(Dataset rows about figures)
--------------------------------
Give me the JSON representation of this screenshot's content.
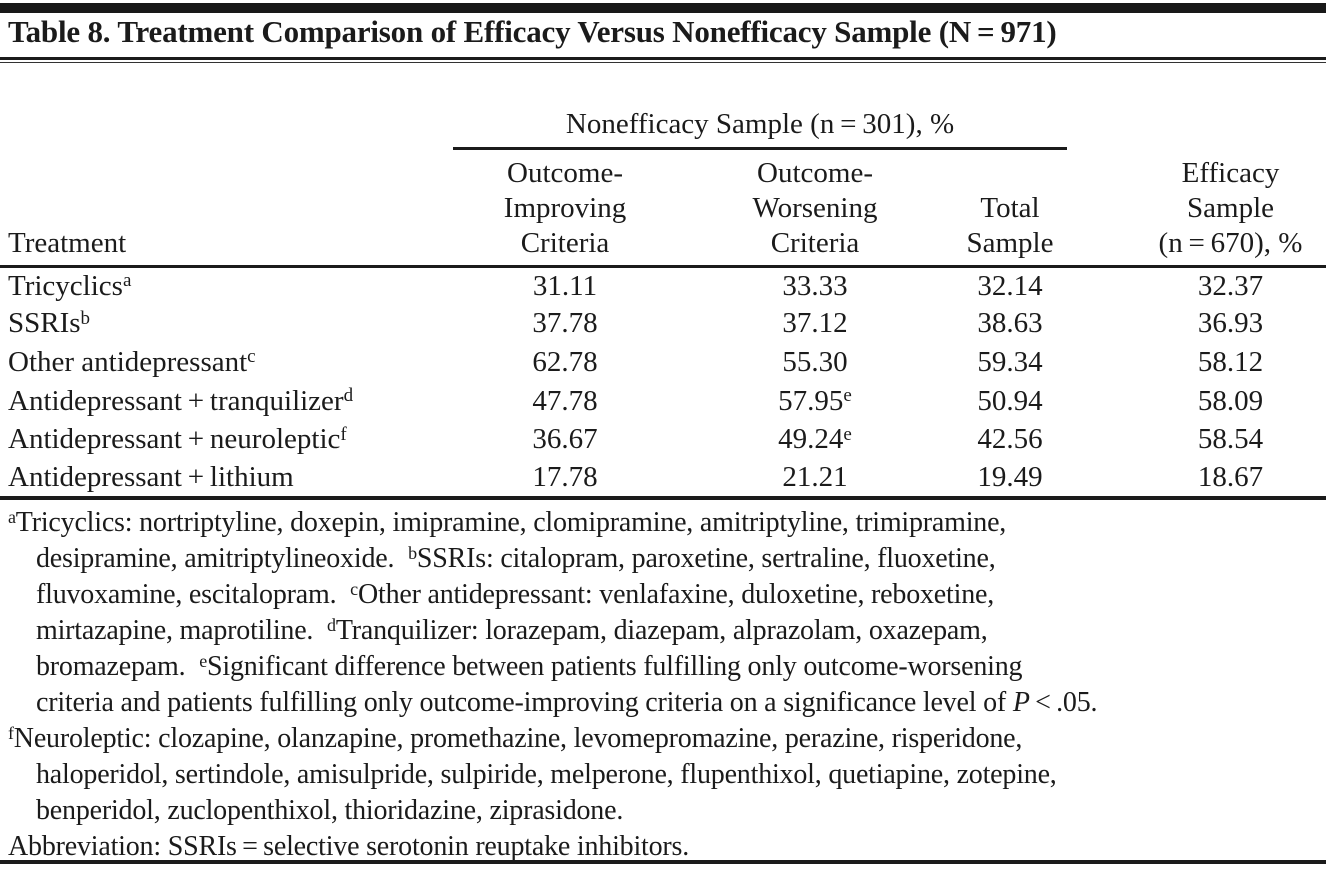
{
  "title": "Table 8. Treatment Comparison of Efficacy Versus Nonefficacy Sample (N = 971)",
  "table": {
    "spanner": "Nonefficacy Sample (n = 301), %",
    "col_headers": {
      "treatment": "Treatment",
      "improving": [
        "Outcome-",
        "Improving",
        "Criteria"
      ],
      "worsening": [
        "Outcome-",
        "Worsening",
        "Criteria"
      ],
      "total": [
        "Total",
        "Sample"
      ],
      "efficacy": [
        "Efficacy",
        "Sample",
        "(n = 670), %"
      ]
    },
    "rows": [
      {
        "label": "Tricyclics",
        "label_sup": "a",
        "values": [
          {
            "v": "31.11"
          },
          {
            "v": "33.33"
          },
          {
            "v": "32.14"
          },
          {
            "v": "32.37"
          }
        ]
      },
      {
        "label": "SSRIs",
        "label_sup": "b",
        "values": [
          {
            "v": "37.78"
          },
          {
            "v": "37.12"
          },
          {
            "v": "38.63"
          },
          {
            "v": "36.93"
          }
        ]
      },
      {
        "label": "Other antidepressant",
        "label_sup": "c",
        "values": [
          {
            "v": "62.78"
          },
          {
            "v": "55.30"
          },
          {
            "v": "59.34"
          },
          {
            "v": "58.12"
          }
        ]
      },
      {
        "label": "Antidepressant + tranquilizer",
        "label_sup": "d",
        "values": [
          {
            "v": "47.78"
          },
          {
            "v": "57.95",
            "sup": "e"
          },
          {
            "v": "50.94"
          },
          {
            "v": "58.09"
          }
        ]
      },
      {
        "label": "Antidepressant + neuroleptic",
        "label_sup": "f",
        "values": [
          {
            "v": "36.67"
          },
          {
            "v": "49.24",
            "sup": "e"
          },
          {
            "v": "42.56"
          },
          {
            "v": "58.54"
          }
        ]
      },
      {
        "label": "Antidepressant + lithium",
        "label_sup": "",
        "values": [
          {
            "v": "17.78"
          },
          {
            "v": "21.21"
          },
          {
            "v": "19.49"
          },
          {
            "v": "18.67"
          }
        ]
      }
    ]
  },
  "footnotes": {
    "lines": [
      {
        "indent": false,
        "parts": [
          {
            "sup": "a"
          },
          {
            "text": "Tricyclics: nortriptyline, doxepin, imipramine, clomipramine, amitriptyline, trimipramine,"
          }
        ]
      },
      {
        "indent": true,
        "parts": [
          {
            "text": "desipramine, amitriptylineoxide. "
          },
          {
            "sup": "b"
          },
          {
            "text": "SSRIs: citalopram, paroxetine, sertraline, fluoxetine,"
          }
        ]
      },
      {
        "indent": true,
        "parts": [
          {
            "text": "fluvoxamine, escitalopram. "
          },
          {
            "sup": "c"
          },
          {
            "text": "Other antidepressant: venlafaxine, duloxetine, reboxetine,"
          }
        ]
      },
      {
        "indent": true,
        "parts": [
          {
            "text": "mirtazapine, maprotiline. "
          },
          {
            "sup": "d"
          },
          {
            "text": "Tranquilizer: lorazepam, diazepam, alprazolam, oxazepam,"
          }
        ]
      },
      {
        "indent": true,
        "parts": [
          {
            "text": "bromazepam. "
          },
          {
            "sup": "e"
          },
          {
            "text": "Significant difference between patients fulfilling only outcome-worsening"
          }
        ]
      },
      {
        "indent": true,
        "parts": [
          {
            "text": "criteria and patients fulfilling only outcome-improving criteria on a significance level of "
          },
          {
            "italic": "P"
          },
          {
            "text": " < .05."
          }
        ]
      },
      {
        "indent": false,
        "parts": [
          {
            "sup": "f"
          },
          {
            "text": "Neuroleptic: clozapine, olanzapine, promethazine, levomepromazine, perazine, risperidone,"
          }
        ]
      },
      {
        "indent": true,
        "parts": [
          {
            "text": "haloperidol, sertindole, amisulpride, sulpiride, melperone, flupenthixol, quetiapine, zotepine,"
          }
        ]
      },
      {
        "indent": true,
        "parts": [
          {
            "text": "benperidol, zuclopenthixol, thioridazine, ziprasidone."
          }
        ]
      },
      {
        "indent": false,
        "parts": [
          {
            "text": "Abbreviation: SSRIs = selective serotonin reuptake inhibitors."
          }
        ]
      }
    ]
  },
  "colors": {
    "text": "#1b1b1b",
    "rule": "#1b1b1b",
    "top_bar": "#181818",
    "background": "#ffffff"
  }
}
--------------------------------
__Activity__. Each record, word for word, should be printed again without its pictures.

__Answer space__.
Give me the JSON representation of this screenshot's content.
{
  "title": "Table 8. Treatment Comparison of Efficacy Versus Nonefficacy Sample (N = 971)",
  "table": {
    "spanner": "Nonefficacy Sample (n = 301), %",
    "col_headers": {
      "treatment": "Treatment",
      "improving": [
        "Outcome-",
        "Improving",
        "Criteria"
      ],
      "worsening": [
        "Outcome-",
        "Worsening",
        "Criteria"
      ],
      "total": [
        "Total",
        "Sample"
      ],
      "efficacy": [
        "Efficacy",
        "Sample",
        "(n = 670), %"
      ]
    },
    "rows": [
      {
        "label": "Tricyclics",
        "label_sup": "a",
        "values": [
          {
            "v": "31.11"
          },
          {
            "v": "33.33"
          },
          {
            "v": "32.14"
          },
          {
            "v": "32.37"
          }
        ]
      },
      {
        "label": "SSRIs",
        "label_sup": "b",
        "values": [
          {
            "v": "37.78"
          },
          {
            "v": "37.12"
          },
          {
            "v": "38.63"
          },
          {
            "v": "36.93"
          }
        ]
      },
      {
        "label": "Other antidepressant",
        "label_sup": "c",
        "values": [
          {
            "v": "62.78"
          },
          {
            "v": "55.30"
          },
          {
            "v": "59.34"
          },
          {
            "v": "58.12"
          }
        ]
      },
      {
        "label": "Antidepressant + tranquilizer",
        "label_sup": "d",
        "values": [
          {
            "v": "47.78"
          },
          {
            "v": "57.95",
            "sup": "e"
          },
          {
            "v": "50.94"
          },
          {
            "v": "58.09"
          }
        ]
      },
      {
        "label": "Antidepressant + neuroleptic",
        "label_sup": "f",
        "values": [
          {
            "v": "36.67"
          },
          {
            "v": "49.24",
            "sup": "e"
          },
          {
            "v": "42.56"
          },
          {
            "v": "58.54"
          }
        ]
      },
      {
        "label": "Antidepressant + lithium",
        "label_sup": "",
        "values": [
          {
            "v": "17.78"
          },
          {
            "v": "21.21"
          },
          {
            "v": "19.49"
          },
          {
            "v": "18.67"
          }
        ]
      }
    ]
  },
  "footnotes": {
    "lines": [
      {
        "indent": false,
        "parts": [
          {
            "sup": "a"
          },
          {
            "text": "Tricyclics: nortriptyline, doxepin, imipramine, clomipramine, amitriptyline, trimipramine,"
          }
        ]
      },
      {
        "indent": true,
        "parts": [
          {
            "text": "desipramine, amitriptylineoxide. "
          },
          {
            "sup": "b"
          },
          {
            "text": "SSRIs: citalopram, paroxetine, sertraline, fluoxetine,"
          }
        ]
      },
      {
        "indent": true,
        "parts": [
          {
            "text": "fluvoxamine, escitalopram. "
          },
          {
            "sup": "c"
          },
          {
            "text": "Other antidepressant: venlafaxine, duloxetine, reboxetine,"
          }
        ]
      },
      {
        "indent": true,
        "parts": [
          {
            "text": "mirtazapine, maprotiline. "
          },
          {
            "sup": "d"
          },
          {
            "text": "Tranquilizer: lorazepam, diazepam, alprazolam, oxazepam,"
          }
        ]
      },
      {
        "indent": true,
        "parts": [
          {
            "text": "bromazepam. "
          },
          {
            "sup": "e"
          },
          {
            "text": "Significant difference between patients fulfilling only outcome-worsening"
          }
        ]
      },
      {
        "indent": true,
        "parts": [
          {
            "text": "criteria and patients fulfilling only outcome-improving criteria on a significance level of "
          },
          {
            "italic": "P"
          },
          {
            "text": " < .05."
          }
        ]
      },
      {
        "indent": false,
        "parts": [
          {
            "sup": "f"
          },
          {
            "text": "Neuroleptic: clozapine, olanzapine, promethazine, levomepromazine, perazine, risperidone,"
          }
        ]
      },
      {
        "indent": true,
        "parts": [
          {
            "text": "haloperidol, sertindole, amisulpride, sulpiride, melperone, flupenthixol, quetiapine, zotepine,"
          }
        ]
      },
      {
        "indent": true,
        "parts": [
          {
            "text": "benperidol, zuclopenthixol, thioridazine, ziprasidone."
          }
        ]
      },
      {
        "indent": false,
        "parts": [
          {
            "text": "Abbreviation: SSRIs = selective serotonin reuptake inhibitors."
          }
        ]
      }
    ]
  },
  "colors": {
    "text": "#1b1b1b",
    "rule": "#1b1b1b",
    "top_bar": "#181818",
    "background": "#ffffff"
  }
}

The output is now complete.